== STATED TASK ==
Note how many lines hold "rotate" and report that number by itself.

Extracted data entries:
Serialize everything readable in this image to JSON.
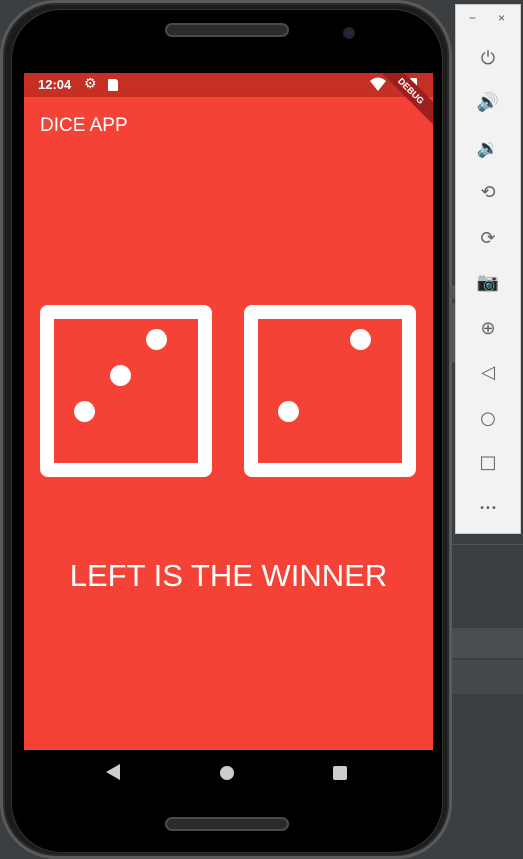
{
  "status_bar": {
    "time": "12:04",
    "settings_icon": "gear-icon",
    "sd_icon": "sd-card-icon",
    "wifi_icon": "wifi-icon",
    "battery_icon": "battery-icon"
  },
  "debug_banner": "DEBUG",
  "app_bar": {
    "title": "DICE APP"
  },
  "dice": {
    "left_value": 3,
    "right_value": 2
  },
  "result_text": "LEFT IS THE WINNER",
  "nav_bar": {
    "back_icon": "back-triangle-icon",
    "home_icon": "home-circle-icon",
    "recent_icon": "recent-square-icon"
  },
  "emulator_panel": {
    "minimize": "−",
    "close": "×",
    "buttons": [
      {
        "name": "power-icon",
        "glyph": "⏻"
      },
      {
        "name": "volume-up-icon",
        "glyph": "🔊"
      },
      {
        "name": "volume-down-icon",
        "glyph": "🔉"
      },
      {
        "name": "rotate-left-icon",
        "glyph": "⟲"
      },
      {
        "name": "rotate-right-icon",
        "glyph": "⟳"
      },
      {
        "name": "camera-icon",
        "glyph": "📷"
      },
      {
        "name": "zoom-icon",
        "glyph": "⊕"
      },
      {
        "name": "back-icon",
        "glyph": "◁"
      },
      {
        "name": "home-icon",
        "glyph": "○"
      },
      {
        "name": "overview-icon",
        "glyph": "□"
      },
      {
        "name": "more-icon",
        "glyph": "•••"
      }
    ]
  },
  "colors": {
    "app_bar": "#f44336",
    "status_bar": "#c62f24",
    "background": "#f44336"
  }
}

== RESULT FOR THIS TASK ==
2